I used a LinkedBlockingQueue allocated with a dedicate thread for loading and generate chunks, which also calculates the lighting, water, and smoke (cellular automata), after the cycle is finished, then added to the chunk manager node, very fast and smooth loading.

My problem with multithreading is determining what can be loaded in another thread and what has to be loaded in the main thread. I know you should only render in the main thread, but it’s such a blurred line for me, I’m not sure what counts as rendering. What I currently do is calculate all the block types using a terrain generator and then in the main thread I apply the block types to a new BlockChunkControl. I feel like there’s a lot more that could be done in the loader thread but I’m not sure what.

**Exercise**
Pick up the post about multithreaded chunk loading and continue it from its final sentence.

**Document layout detection rows**
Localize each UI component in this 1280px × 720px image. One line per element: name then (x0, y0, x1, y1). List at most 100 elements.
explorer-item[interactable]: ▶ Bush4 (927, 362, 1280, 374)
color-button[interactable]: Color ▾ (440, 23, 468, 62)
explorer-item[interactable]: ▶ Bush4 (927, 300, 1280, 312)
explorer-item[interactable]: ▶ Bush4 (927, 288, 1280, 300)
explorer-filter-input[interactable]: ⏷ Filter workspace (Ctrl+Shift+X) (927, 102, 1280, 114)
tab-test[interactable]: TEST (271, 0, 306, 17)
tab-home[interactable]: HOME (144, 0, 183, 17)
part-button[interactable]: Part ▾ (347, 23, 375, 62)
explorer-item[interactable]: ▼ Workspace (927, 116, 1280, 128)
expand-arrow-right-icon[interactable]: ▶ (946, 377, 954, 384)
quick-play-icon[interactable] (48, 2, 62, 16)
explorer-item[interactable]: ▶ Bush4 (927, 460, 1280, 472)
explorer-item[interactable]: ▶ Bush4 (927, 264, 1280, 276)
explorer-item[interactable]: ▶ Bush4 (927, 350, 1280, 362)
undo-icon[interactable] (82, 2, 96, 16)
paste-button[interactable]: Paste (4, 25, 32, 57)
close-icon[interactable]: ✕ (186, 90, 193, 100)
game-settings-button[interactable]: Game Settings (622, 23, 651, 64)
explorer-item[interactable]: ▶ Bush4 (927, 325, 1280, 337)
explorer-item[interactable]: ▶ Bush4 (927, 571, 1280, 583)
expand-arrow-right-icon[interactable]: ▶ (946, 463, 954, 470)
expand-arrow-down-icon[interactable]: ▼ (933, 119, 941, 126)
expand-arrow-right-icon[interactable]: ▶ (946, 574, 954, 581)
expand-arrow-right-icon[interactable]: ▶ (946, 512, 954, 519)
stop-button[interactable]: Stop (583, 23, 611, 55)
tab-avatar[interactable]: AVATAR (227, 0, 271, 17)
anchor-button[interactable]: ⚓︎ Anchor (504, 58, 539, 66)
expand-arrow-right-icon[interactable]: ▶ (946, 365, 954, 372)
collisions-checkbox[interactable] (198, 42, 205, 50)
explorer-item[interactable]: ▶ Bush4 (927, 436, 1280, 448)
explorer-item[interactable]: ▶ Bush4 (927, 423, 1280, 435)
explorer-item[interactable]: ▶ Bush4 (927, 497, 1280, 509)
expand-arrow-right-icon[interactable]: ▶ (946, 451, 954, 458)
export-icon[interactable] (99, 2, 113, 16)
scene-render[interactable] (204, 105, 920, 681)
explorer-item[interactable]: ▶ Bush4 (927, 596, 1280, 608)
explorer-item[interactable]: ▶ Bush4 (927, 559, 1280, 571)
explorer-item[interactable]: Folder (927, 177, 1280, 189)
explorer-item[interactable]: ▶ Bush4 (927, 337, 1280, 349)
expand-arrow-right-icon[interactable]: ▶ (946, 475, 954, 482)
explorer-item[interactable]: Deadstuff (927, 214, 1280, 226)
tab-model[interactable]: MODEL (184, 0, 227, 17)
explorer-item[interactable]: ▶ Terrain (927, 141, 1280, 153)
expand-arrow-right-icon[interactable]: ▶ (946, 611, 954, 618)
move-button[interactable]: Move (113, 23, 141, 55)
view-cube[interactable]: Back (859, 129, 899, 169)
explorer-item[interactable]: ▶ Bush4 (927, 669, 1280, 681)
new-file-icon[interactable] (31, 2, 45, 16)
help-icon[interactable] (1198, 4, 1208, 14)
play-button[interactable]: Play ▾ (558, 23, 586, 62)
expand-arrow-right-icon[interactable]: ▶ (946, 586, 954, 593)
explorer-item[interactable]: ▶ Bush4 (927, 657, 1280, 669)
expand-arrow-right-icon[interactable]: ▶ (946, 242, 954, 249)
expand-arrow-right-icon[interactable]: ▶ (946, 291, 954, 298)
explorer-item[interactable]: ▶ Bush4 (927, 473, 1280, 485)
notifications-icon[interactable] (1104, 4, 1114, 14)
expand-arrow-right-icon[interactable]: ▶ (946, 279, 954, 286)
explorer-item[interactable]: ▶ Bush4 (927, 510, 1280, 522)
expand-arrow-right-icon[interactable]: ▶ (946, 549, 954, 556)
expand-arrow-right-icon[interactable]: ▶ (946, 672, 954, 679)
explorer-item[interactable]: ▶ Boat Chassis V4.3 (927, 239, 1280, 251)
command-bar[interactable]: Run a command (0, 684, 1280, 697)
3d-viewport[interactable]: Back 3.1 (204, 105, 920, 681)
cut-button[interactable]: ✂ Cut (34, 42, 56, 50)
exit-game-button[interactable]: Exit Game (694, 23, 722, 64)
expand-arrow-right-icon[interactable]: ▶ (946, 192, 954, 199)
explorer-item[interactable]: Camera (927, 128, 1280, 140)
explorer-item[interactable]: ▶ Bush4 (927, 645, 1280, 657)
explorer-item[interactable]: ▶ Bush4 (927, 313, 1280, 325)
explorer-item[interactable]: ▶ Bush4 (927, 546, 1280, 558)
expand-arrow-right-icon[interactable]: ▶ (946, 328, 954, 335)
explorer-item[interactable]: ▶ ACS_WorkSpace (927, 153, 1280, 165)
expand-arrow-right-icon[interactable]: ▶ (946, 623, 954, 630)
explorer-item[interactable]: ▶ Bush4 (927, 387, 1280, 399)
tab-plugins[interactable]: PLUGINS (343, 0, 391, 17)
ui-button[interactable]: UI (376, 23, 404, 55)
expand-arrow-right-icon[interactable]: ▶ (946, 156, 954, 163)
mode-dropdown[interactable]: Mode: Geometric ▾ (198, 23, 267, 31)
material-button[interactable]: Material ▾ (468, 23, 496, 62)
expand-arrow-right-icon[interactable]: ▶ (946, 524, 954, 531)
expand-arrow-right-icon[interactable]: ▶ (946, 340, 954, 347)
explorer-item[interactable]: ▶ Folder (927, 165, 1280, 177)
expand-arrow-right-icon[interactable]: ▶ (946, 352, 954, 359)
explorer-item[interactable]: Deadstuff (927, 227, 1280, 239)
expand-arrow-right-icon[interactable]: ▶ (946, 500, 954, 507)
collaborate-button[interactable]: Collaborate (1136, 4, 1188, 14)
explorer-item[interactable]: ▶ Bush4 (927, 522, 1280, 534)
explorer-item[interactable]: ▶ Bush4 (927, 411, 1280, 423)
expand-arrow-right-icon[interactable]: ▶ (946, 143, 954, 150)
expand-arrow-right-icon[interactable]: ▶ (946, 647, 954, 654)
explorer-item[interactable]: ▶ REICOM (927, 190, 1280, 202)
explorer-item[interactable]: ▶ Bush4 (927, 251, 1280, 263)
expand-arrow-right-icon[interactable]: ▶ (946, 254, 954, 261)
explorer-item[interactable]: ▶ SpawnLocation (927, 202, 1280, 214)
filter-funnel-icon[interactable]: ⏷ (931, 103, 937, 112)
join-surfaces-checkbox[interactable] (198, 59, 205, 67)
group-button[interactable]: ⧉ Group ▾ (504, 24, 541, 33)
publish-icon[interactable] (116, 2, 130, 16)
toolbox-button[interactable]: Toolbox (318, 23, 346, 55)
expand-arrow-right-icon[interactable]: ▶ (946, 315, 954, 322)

**Reply to the exercise**
@PewPewKapowie said: My problem with multithreading is determining what can be loaded in another thread and what has to be loaded in the main thread. I know you should only render in the main thread, but it's such a blurred line for me, I'm not sure what counts as rendering. What I currently do is calculate all the block types using a terrain generator and then in the main thread I apply the block types to a new BlockChunkControl. I feel like there's a lot more that could be done in the loader thread but I'm not sure what.

Without knowing your design or code, forgive me if your already doing so, just throwing it out there, when you attaching the chunk to the main node, are you using app.enqueue?

[java]app.enqueue(new Callable<Spatial>() {
@Override
public Spatial call() throws Exception {
// Added node attaching code
return null;
}
});[/java]

Personally for my voxel engine only using one thread, and that is the chunk generating and loading thread.

1 Like
@lawsy said: Without knowing your design or code, forgive me if your already doing so, just throwing it out there, when you attaching the chunk to the main node, are you using app.enqueue?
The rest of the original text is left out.